— Document excerpt —
▬▬▬

Indiana University Athletics

Passion, Personal Growth Define Kollin’s IU Career
4/1/2016 11:46:00 AM | Men's Golf
By: Sam Beishuizen, IUHoosiers.com
BLOOMINGTON, Indiana - The first time Max Kollin walked into an Indiana golf meeting, he was late.
And he picked the wrong person to upset.
The meeting was actually a 2012 workout being run by former IU strength and conditioning coach Je'Ney Jackson, who also worked with the men's basketball program. By the time then-freshman Kollin strolled in with a smile on his face, Jackson was midway through a conversation with the team.
"It did not go over very well, and that's probably an understatement," IU head coach Mike Mayer remembered. Kollin's casual entrance made for a first impression that grabbed Jackson's attention for all the wrong reasons.
A no-nonsense coach, Jackson made sure the grin Kollin came in with didn't stick long.
Thus began a debut season that would push Kollin to the brink of leaving the golf team. Over the ensuing nine months, he was arguably tested more off the course than on it, as he tried to adjust to the college game and demands put on student-athletes at the Division I level.
Almost four years after that initial meeting that started what he called the toughest year of his life, Kollin will compete for the Hoosiers one final time in Bloomington at this weekend's Hoosier Invitational at the IU Golf Course.

▬▬▬

— Data extract —
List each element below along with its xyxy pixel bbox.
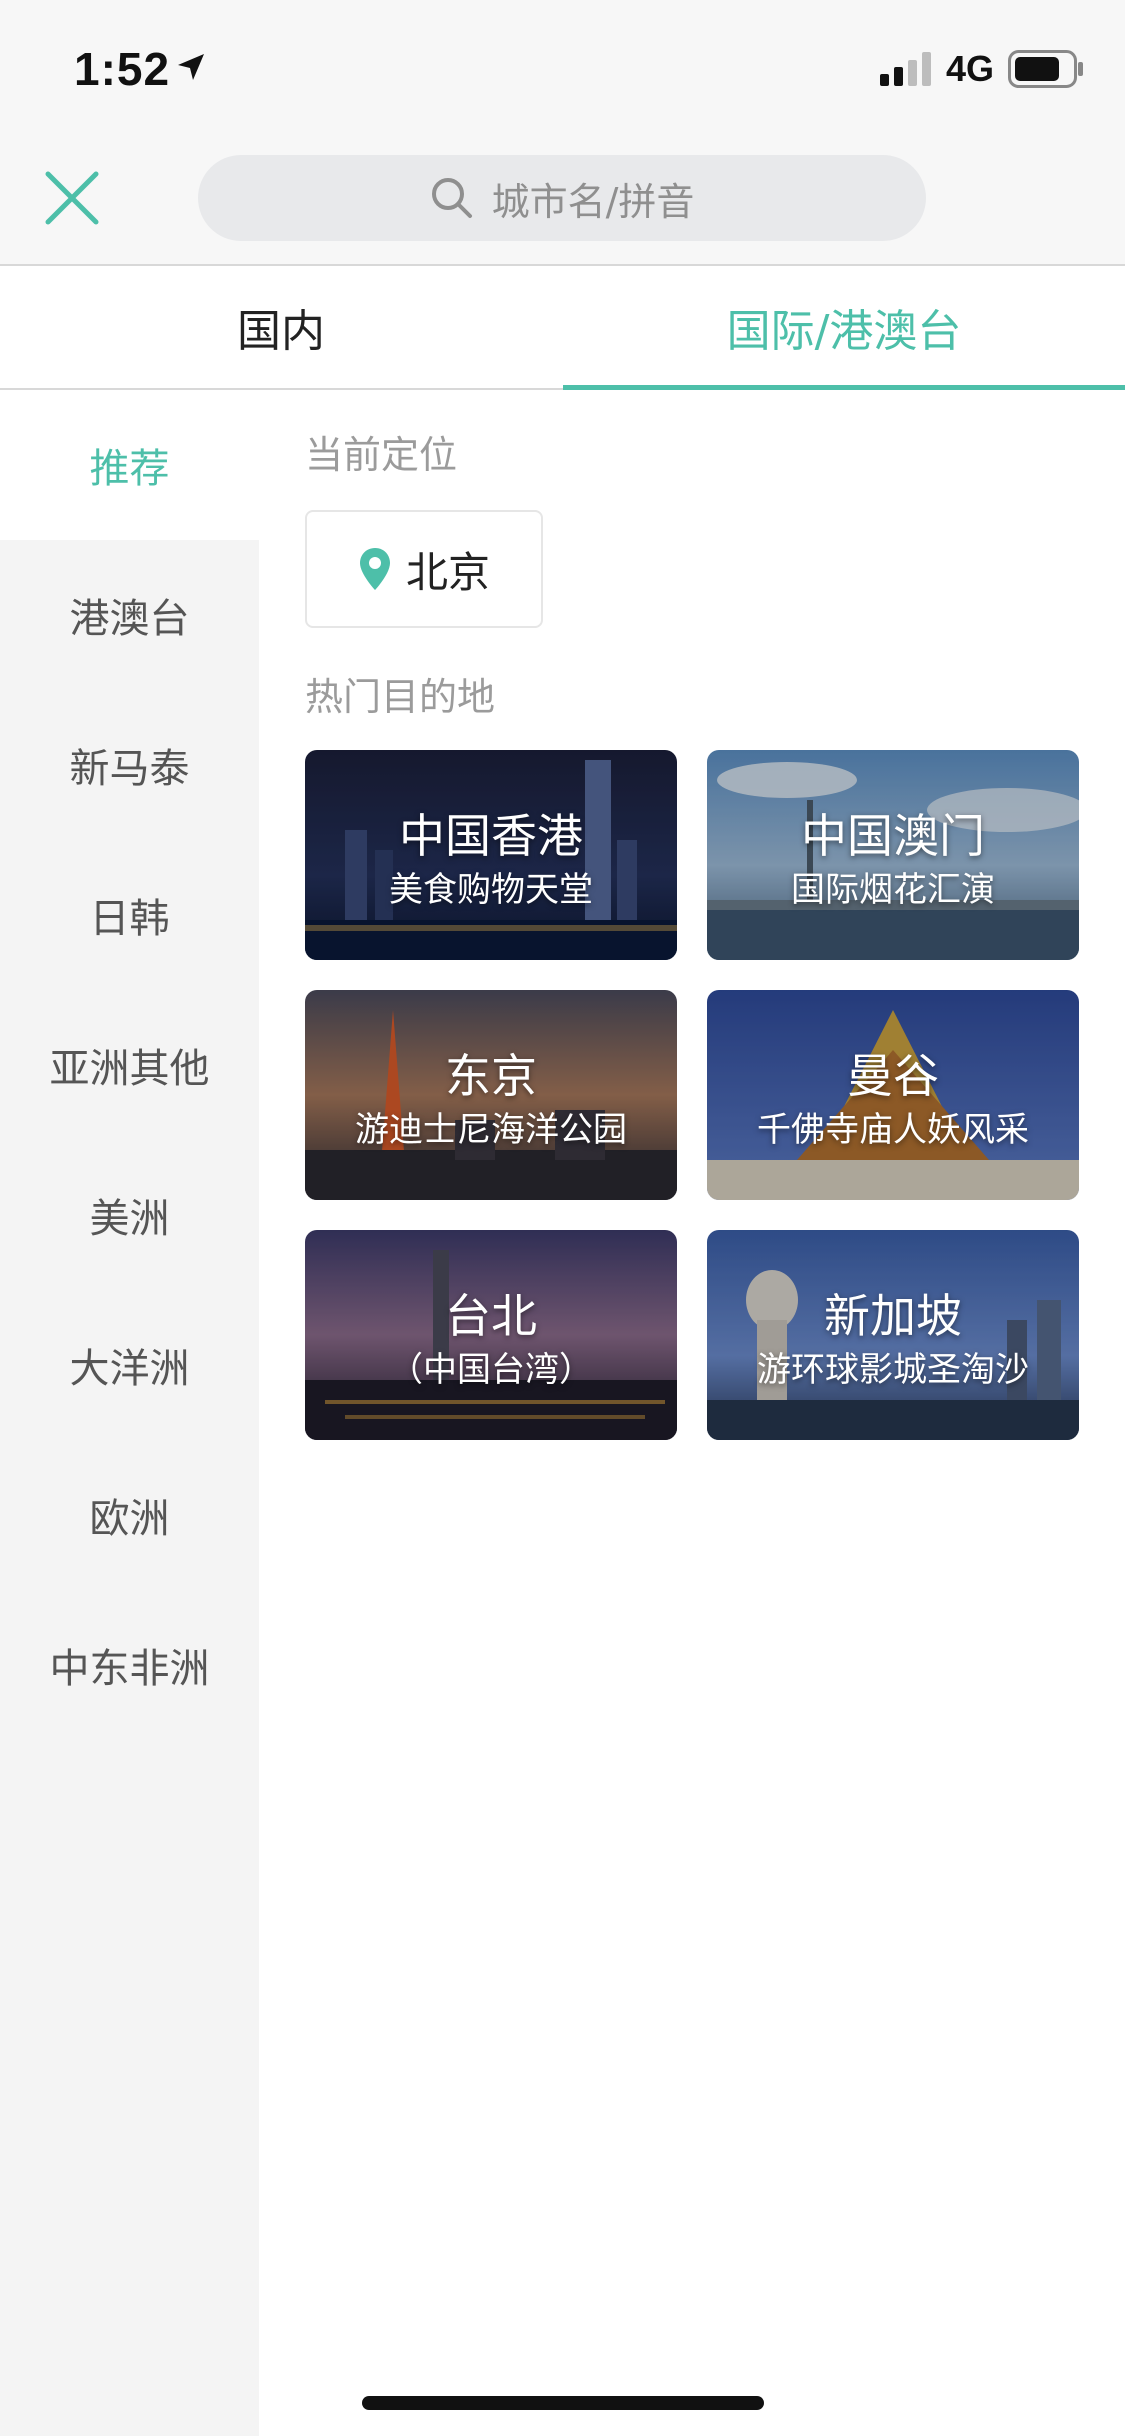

▬▬▬

— Short exercise 1 —
Does each statement agree with the article about Max Kollin's golf career? Answer yes or no for each, and quote the article's deciding words.
(a) Kollin arrived late to his first Indiana golf meeting.
(b) Head coach Mike Mayer was running that first meeting.
(c) Kollin's last home event is the Hoosier Invitational at the IU Golf Course.
— Short exercise 2 —
Carry the article about Max Kollin's golf career forward from its last sentence.
The listing has no connection to the article about Max Kollin.

— Written answer 1 —
(a) Yes: "The first time Max Kollin walked into an Indiana golf meeting, he was late."
(b) No: "The meeting was actually a 2012 workout being run by former IU strength and conditioning coach Je'Ney Jackson"
(c) Yes: "Kollin will compete for the Hoosiers one final time in Bloomington at this weekend's Hoosier Invitational at the IU Golf Course."

— Written answer 2 —
As gifted a player Mayer says he's ever seen, Kollin proved he had the game to be a longtime cornerstone in Indiana's lineup. Now, IU's lone senior, he's trying to end his career on his own terms.
All it took was Kollin getting over his biggest obstacle:
Himself.
***
It takes Kollin a few seconds to come up with a description of himself on the golf course. He hears what other people say about him, but he takes his time looking for the right words.
"Passionate," he finally said. "Definitely passionate."
That passion can be both Kollin's strength and his enemy, Mayer said.
He'll ride his emotions throughout the round, getting excited after landing an approach a few feet away from the hole and angry with himself when he can't control the ball the way he'd like. The latter sometimes ends with Kollin talking to himself or shoving his club back into the bag while chastising himself as he walks toward wherever he ball ended up.
Junior Will Seger can't help but find it a little funny. Off the course, Kollin is as laid back as anyone, he said. He's the type of person who will strike up conversations with total strangers at the airport just because and start telling jokes to pass the time.
"He's just a really easy person to talk to and get to know, and he's really like that anywhere in any setting," Seger said. "But on the golf course, you can tell that he is passionate about the game and wants to do everything possible to hit the best shot each time."
Sports have always been that way for Max, his father Jimmy Kollin said. There's something about the competition that lights a fire under his son.
Max used to be a catcher on one of the best baseball teams in Michigan before switching his focus over to golf full time. After his team's pitcher would walk a batter, Max would fire down to first base after nearly every pitch to try to get the runner out because he felt just as responsible for him being there as the pitcher did.
"He's extremely competitive and his toughest critic," Jimmy said. "He just wants to win."
When he kept himself mentally engaged, that's exactly what Max did.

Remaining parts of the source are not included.